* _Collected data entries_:

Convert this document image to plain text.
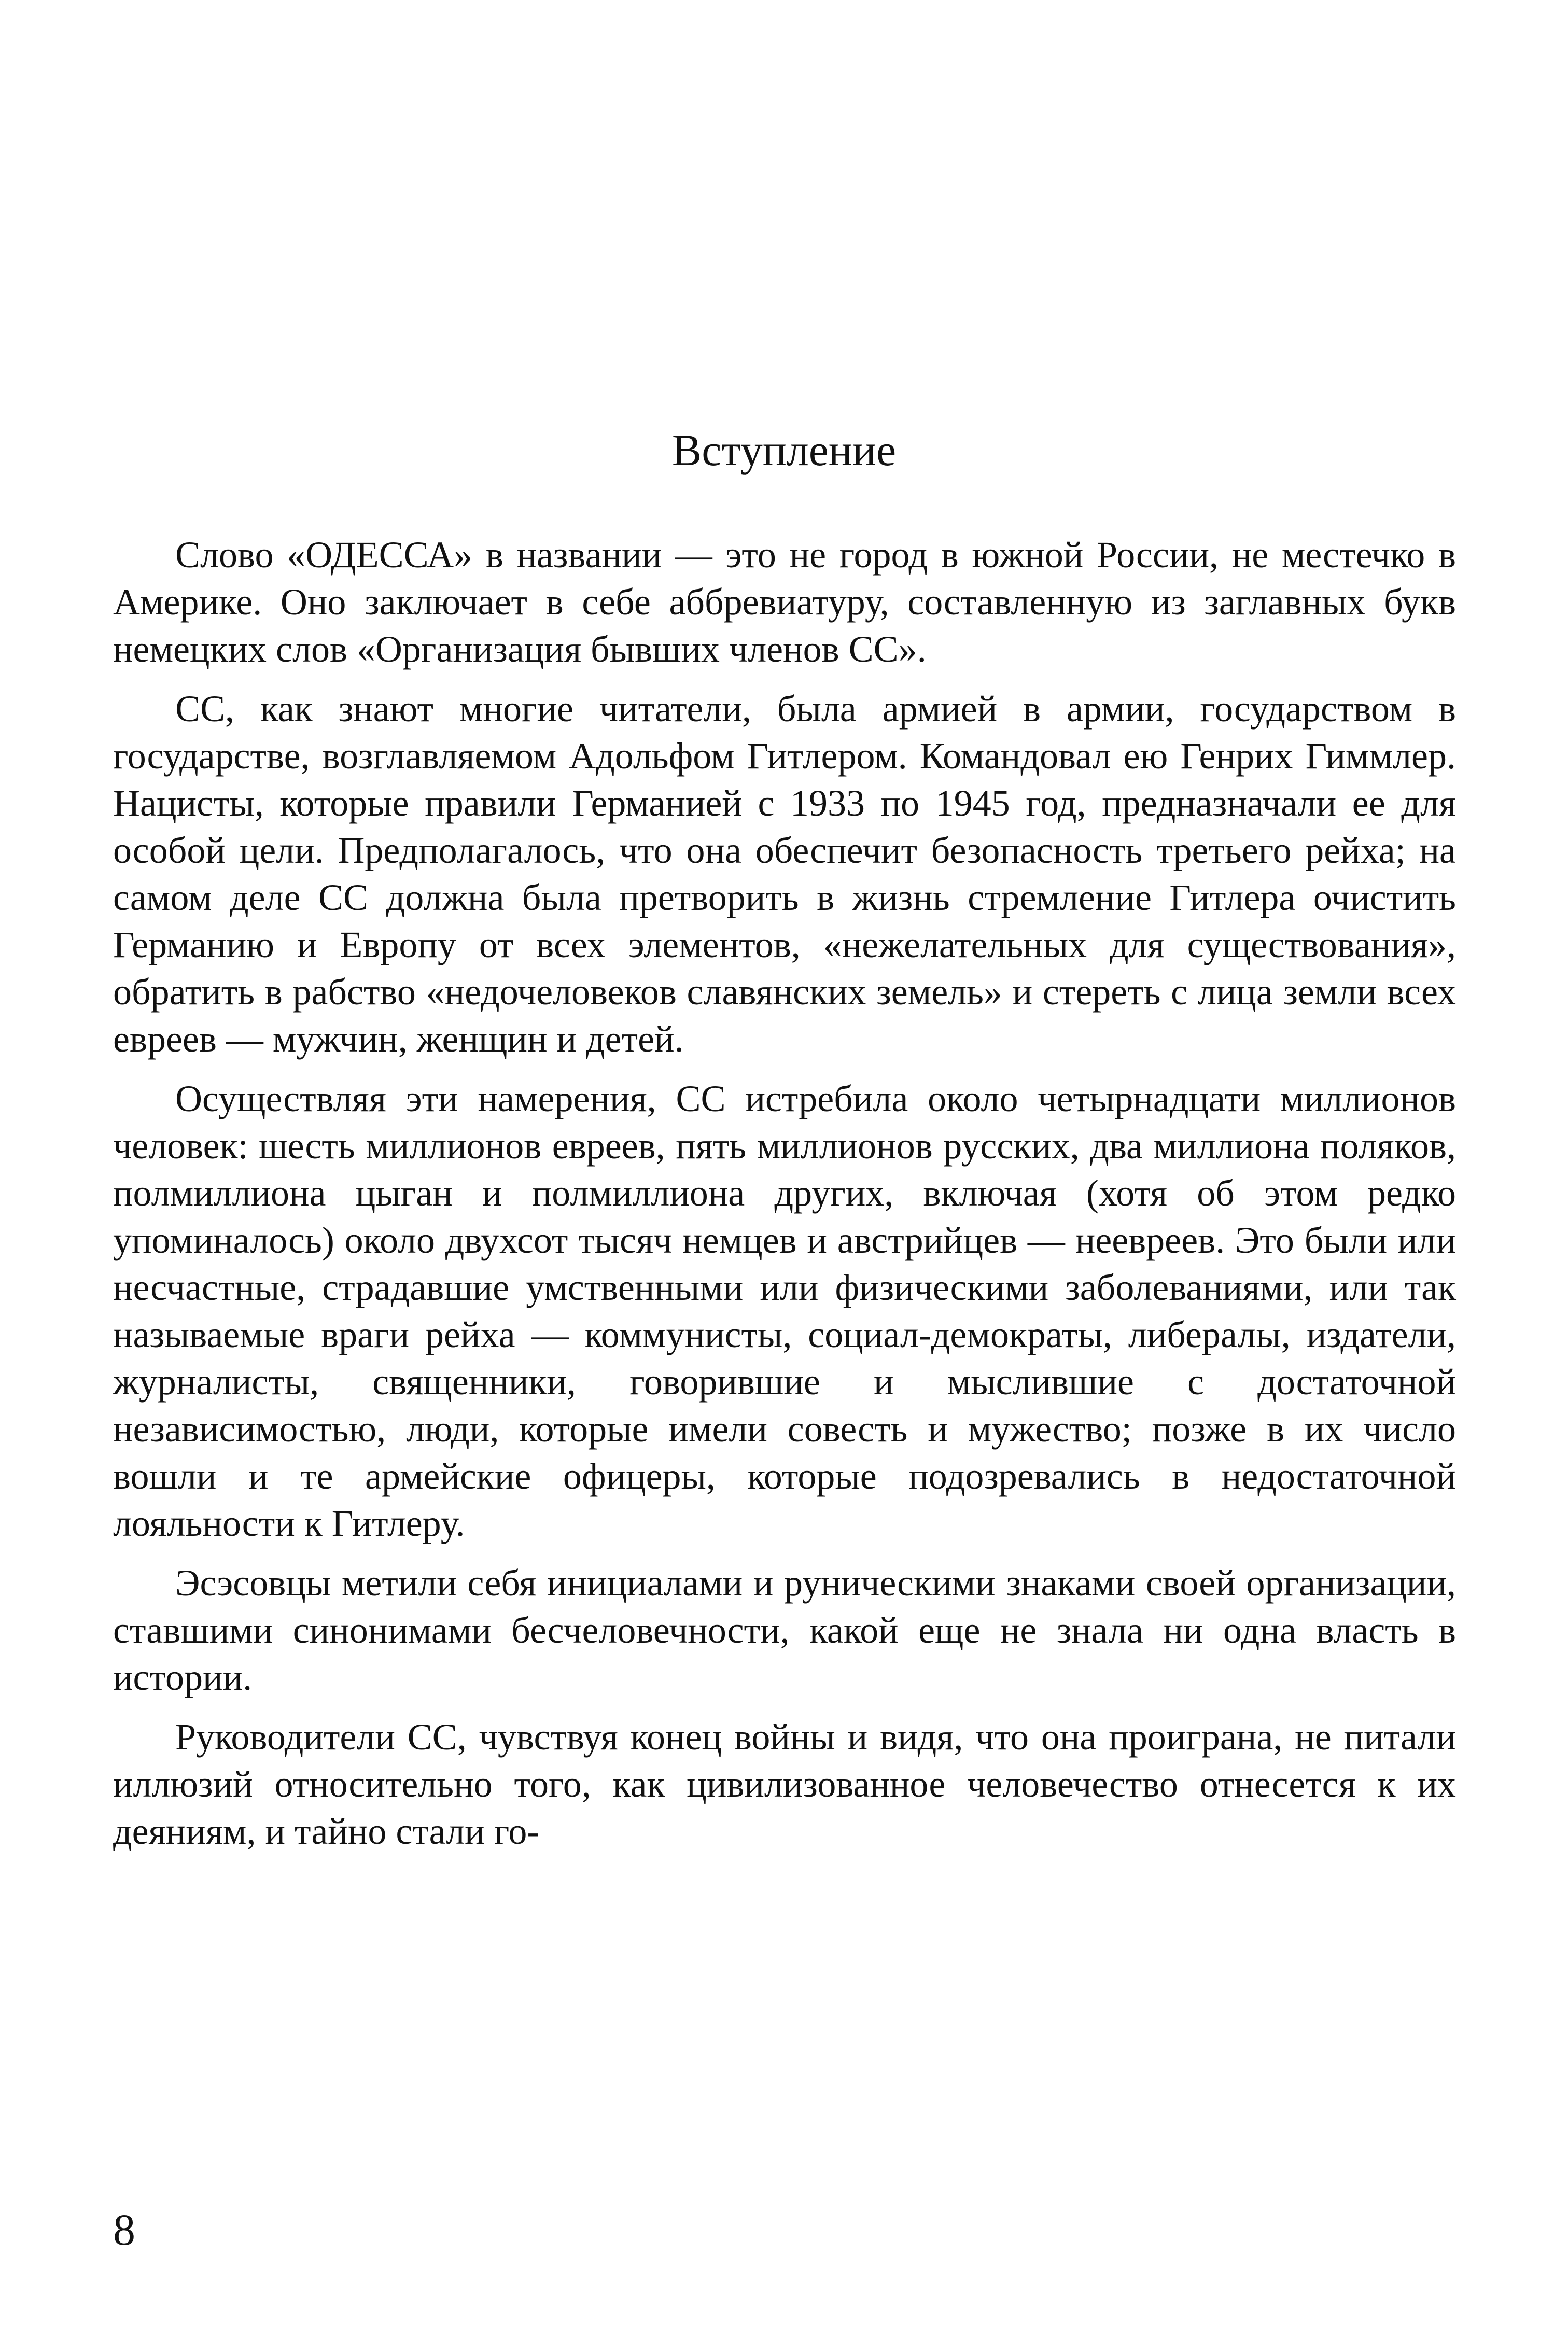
Вступление

Слово «ОДЕССА» в названии — это не город в южной России, не местечко в Америке. Оно заключает в себе аббревиатуру, составленную из заглавных букв немецких слов «Организация бывших членов СС».

СС, как знают многие читатели, была армией в армии, государством в государстве, возглавляемом Адольфом Гитлером. Командовал ею Генрих Гиммлер. Нацисты, которые правили Германией с 1933 по 1945 год, предназначали ее для особой цели. Предполагалось, что она обеспечит безопасность третьего рейха; на самом деле СС должна была претворить в жизнь стремление Гитлера очистить Германию и Европу от всех элементов, «нежелательных для существования», обратить в рабство «недочеловеков славянских земель» и стереть с лица земли всех евреев — мужчин, женщин и детей.

Осуществляя эти намерения, СС истребила около четырнадцати миллионов человек: шесть миллионов евреев, пять миллионов русских, два миллиона поляков, полмиллиона цыган и полмиллиона других, включая (хотя об этом редко упоминалось) около двухсот тысяч немцев и австрийцев — неевреев. Это были или несчастные, страдавшие умственными или физическими заболеваниями, или так называемые враги рейха — коммунисты, социал-демократы, либералы, издатели, журналисты, священники, говорившие и мыслившие с достаточной независимостью, люди, которые имели совесть и мужество; позже в их число вошли и те армейские офицеры, которые подозревались в недостаточной лояльности к Гитлеру.

Эсэсовцы метили себя инициалами и руническими знаками своей организации, ставшими синонимами бесчеловечности, какой еще не знала ни одна власть в истории.

Руководители СС, чувствуя конец войны и видя, что она проиграна, не питали иллюзий относительно того, как цивилизованное человечество отнесется к их деяниям, и тайно стали го-

8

* _WHAT IS NEEDED_:
Extract every line of the data exactly; pictures stay out.

* _TASK RESPONSE_:
Convert this document image to plain text.
Вступление

Слово «ОДЕССА» в названии — это не город в южной России, не местечко в Америке. Оно заключает в себе аббревиатуру, составленную из заглавных букв немецких слов «Организация бывших членов СС».

СС, как знают многие читатели, была армией в армии, государством в государстве, возглавляемом Адольфом Гитлером. Командовал ею Генрих Гиммлер. Нацисты, которые правили Германией с 1933 по 1945 год, предназначали ее для особой цели. Предполагалось, что она обеспечит безопасность третьего рейха; на самом деле СС должна была претворить в жизнь стремление Гитлера очистить Германию и Европу от всех элементов, «нежелательных для существования», обратить в рабство «недочеловеков славянских земель» и стереть с лица земли всех евреев — мужчин, женщин и детей.

Осуществляя эти намерения, СС истребила около четырнадцати миллионов человек: шесть миллионов евреев, пять миллионов русских, два миллиона поляков, полмиллиона цыган и полмиллиона других, включая (хотя об этом редко упоминалось) около двухсот тысяч немцев и австрийцев — неевреев. Это были или несчастные, страдавшие умственными или физическими заболеваниями, или так называемые враги рейха — коммунисты, социал-демократы, либералы, издатели, журналисты, священники, говорившие и мыслившие с достаточной независимостью, люди, которые имели совесть и мужество; позже в их число вошли и те армейские офицеры, которые подозревались в недостаточной лояльности к Гитлеру.

Эсэсовцы метили себя инициалами и руническими знаками своей организации, ставшими синонимами бесчеловечности, какой еще не знала ни одна власть в истории.

Руководители СС, чувствуя конец войны и видя, что она проиграна, не питали иллюзий относительно того, как цивилизованное человечество отнесется к их деяниям, и тайно стали го-

8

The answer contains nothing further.